====== Raw data

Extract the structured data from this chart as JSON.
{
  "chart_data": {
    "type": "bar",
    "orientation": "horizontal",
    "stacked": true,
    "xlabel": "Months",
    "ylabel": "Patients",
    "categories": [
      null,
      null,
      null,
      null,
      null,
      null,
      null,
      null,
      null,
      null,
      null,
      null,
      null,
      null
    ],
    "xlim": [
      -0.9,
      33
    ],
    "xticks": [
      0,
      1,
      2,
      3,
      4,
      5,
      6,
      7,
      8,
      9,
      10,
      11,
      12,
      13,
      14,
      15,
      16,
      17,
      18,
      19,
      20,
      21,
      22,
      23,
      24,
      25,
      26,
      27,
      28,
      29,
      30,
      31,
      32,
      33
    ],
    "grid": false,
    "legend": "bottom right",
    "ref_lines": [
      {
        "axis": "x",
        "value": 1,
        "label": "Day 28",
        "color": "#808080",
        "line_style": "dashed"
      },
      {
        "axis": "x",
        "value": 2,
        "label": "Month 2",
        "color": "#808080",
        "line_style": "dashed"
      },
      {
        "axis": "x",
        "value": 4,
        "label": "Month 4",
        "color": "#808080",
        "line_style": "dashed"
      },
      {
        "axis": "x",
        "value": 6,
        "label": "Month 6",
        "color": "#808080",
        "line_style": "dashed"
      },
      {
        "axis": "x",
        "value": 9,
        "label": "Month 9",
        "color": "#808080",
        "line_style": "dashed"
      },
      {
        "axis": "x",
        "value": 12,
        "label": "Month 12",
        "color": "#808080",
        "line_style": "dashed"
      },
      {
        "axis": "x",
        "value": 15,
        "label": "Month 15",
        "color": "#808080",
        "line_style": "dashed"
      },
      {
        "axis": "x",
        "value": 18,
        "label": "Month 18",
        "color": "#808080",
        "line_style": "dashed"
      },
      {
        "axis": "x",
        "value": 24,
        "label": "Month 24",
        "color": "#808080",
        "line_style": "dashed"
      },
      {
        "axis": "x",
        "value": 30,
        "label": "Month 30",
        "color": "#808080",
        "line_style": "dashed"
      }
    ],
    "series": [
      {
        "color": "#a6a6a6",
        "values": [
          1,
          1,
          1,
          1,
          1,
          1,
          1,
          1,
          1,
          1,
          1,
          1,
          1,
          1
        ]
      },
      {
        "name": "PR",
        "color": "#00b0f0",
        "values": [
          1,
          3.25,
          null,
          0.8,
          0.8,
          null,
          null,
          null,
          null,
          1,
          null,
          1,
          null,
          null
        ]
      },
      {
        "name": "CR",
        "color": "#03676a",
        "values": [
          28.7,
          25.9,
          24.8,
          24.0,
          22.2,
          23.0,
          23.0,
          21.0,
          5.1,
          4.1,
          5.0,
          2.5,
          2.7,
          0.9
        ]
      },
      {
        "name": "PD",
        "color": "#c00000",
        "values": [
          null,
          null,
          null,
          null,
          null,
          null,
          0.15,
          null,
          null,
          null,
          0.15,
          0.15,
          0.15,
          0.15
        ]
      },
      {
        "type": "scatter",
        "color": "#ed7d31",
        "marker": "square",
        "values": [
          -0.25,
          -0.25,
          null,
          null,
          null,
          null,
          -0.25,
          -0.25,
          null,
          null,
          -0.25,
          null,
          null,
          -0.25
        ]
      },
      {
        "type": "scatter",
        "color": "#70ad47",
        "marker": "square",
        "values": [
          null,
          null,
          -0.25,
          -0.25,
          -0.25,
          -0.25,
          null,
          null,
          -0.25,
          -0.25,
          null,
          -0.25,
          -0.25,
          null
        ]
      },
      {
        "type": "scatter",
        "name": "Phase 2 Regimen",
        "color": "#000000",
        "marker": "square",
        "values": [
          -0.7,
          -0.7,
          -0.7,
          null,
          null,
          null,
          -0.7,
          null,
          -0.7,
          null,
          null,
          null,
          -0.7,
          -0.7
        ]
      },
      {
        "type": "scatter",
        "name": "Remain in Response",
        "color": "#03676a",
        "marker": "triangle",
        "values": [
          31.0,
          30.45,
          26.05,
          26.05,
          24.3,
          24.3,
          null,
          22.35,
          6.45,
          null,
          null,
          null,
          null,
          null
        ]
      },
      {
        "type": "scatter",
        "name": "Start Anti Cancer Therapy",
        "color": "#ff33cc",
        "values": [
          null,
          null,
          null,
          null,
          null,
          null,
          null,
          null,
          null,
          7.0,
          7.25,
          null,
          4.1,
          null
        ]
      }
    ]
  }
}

============

### What is required
Extract the complete listing above, reproducing each line exactly.

### Answer to the problem
Extract the structured data from this chart as JSON.
{
  "chart_data": {
    "type": "bar",
    "orientation": "horizontal",
    "stacked": true,
    "xlabel": "Months",
    "ylabel": "Patients",
    "categories": [
      null,
      null,
      null,
      null,
      null,
      null,
      null,
      null,
      null,
      null,
      null,
      null,
      null,
      null
    ],
    "xlim": [
      -0.9,
      33
    ],
    "xticks": [
      0,
      1,
      2,
      3,
      4,
      5,
      6,
      7,
      8,
      9,
      10,
      11,
      12,
      13,
      14,
      15,
      16,
      17,
      18,
      19,
      20,
      21,
      22,
      23,
      24,
      25,
      26,
      27,
      28,
      29,
      30,
      31,
      32,
      33
    ],
    "grid": false,
    "legend": "bottom right",
    "ref_lines": [
      {
        "axis": "x",
        "value": 1,
        "label": "Day 28",
        "color": "#808080",
        "line_style": "dashed"
      },
      {
        "axis": "x",
        "value": 2,
        "label": "Month 2",
        "color": "#808080",
        "line_style": "dashed"
      },
      {
        "axis": "x",
        "value": 4,
        "label": "Month 4",
        "color": "#808080",
        "line_style": "dashed"
      },
      {
        "axis": "x",
        "value": 6,
        "label": "Month 6",
        "color": "#808080",
        "line_style": "dashed"
      },
      {
        "axis": "x",
        "value": 9,
        "label": "Month 9",
        "color": "#808080",
        "line_style": "dashed"
      },
      {
        "axis": "x",
        "value": 12,
        "label": "Month 12",
        "color": "#808080",
        "line_style": "dashed"
      },
      {
        "axis": "x",
        "value": 15,
        "label": "Month 15",
        "color": "#808080",
        "line_style": "dashed"
      },
      {
        "axis": "x",
        "value": 18,
        "label": "Month 18",
        "color": "#808080",
        "line_style": "dashed"
      },
      {
        "axis": "x",
        "value": 24,
        "label": "Month 24",
        "color": "#808080",
        "line_style": "dashed"
      },
      {
        "axis": "x",
        "value": 30,
        "label": "Month 30",
        "color": "#808080",
        "line_style": "dashed"
      }
    ],
    "series": [
      {
        "color": "#a6a6a6",
        "values": [
          1,
          1,
          1,
          1,
          1,
          1,
          1,
          1,
          1,
          1,
          1,
          1,
          1,
          1
        ]
      },
      {
        "name": "PR",
        "color": "#00b0f0",
        "values": [
          1,
          3.25,
          null,
          0.8,
          0.8,
          null,
          null,
          null,
          null,
          1,
          null,
          1,
          null,
          null
        ]
      },
      {
        "name": "CR",
        "color": "#03676a",
        "values": [
          28.7,
          25.9,
          24.8,
          24.0,
          22.2,
          23.0,
          23.0,
          21.0,
          5.1,
          4.1,
          5.0,
          2.5,
          2.7,
          0.9
        ]
      },
      {
        "name": "PD",
        "color": "#c00000",
        "values": [
          null,
          null,
          null,
          null,
          null,
          null,
          0.15,
          null,
          null,
          null,
          0.15,
          0.15,
          0.15,
          0.15
        ]
      },
      {
        "type": "scatter",
        "color": "#ed7d31",
        "marker": "square",
        "values": [
          -0.25,
          -0.25,
          null,
          null,
          null,
          null,
          -0.25,
          -0.25,
          null,
          null,
          -0.25,
          null,
          null,
          -0.25
        ]
      },
      {
        "type": "scatter",
        "color": "#70ad47",
        "marker": "square",
        "values": [
          null,
          null,
          -0.25,
          -0.25,
          -0.25,
          -0.25,
          null,
          null,
          -0.25,
          -0.25,
          null,
          -0.25,
          -0.25,
          null
        ]
      },
      {
        "type": "scatter",
        "name": "Phase 2 Regimen",
        "color": "#000000",
        "marker": "square",
        "values": [
          -0.7,
          -0.7,
          -0.7,
          null,
          null,
          null,
          -0.7,
          null,
          -0.7,
          null,
          null,
          null,
          -0.7,
          -0.7
        ]
      },
      {
        "type": "scatter",
        "name": "Remain in Response",
        "color": "#03676a",
        "marker": "triangle",
        "values": [
          31.0,
          30.45,
          26.05,
          26.05,
          24.3,
          24.3,
          null,
          22.35,
          6.45,
          null,
          null,
          null,
          null,
          null
        ]
      },
      {
        "type": "scatter",
        "name": "Start Anti Cancer Therapy",
        "color": "#ff33cc",
        "values": [
          null,
          null,
          null,
          null,
          null,
          null,
          null,
          null,
          null,
          7.0,
          7.25,
          null,
          4.1,
          null
        ]
      }
    ]
  }
}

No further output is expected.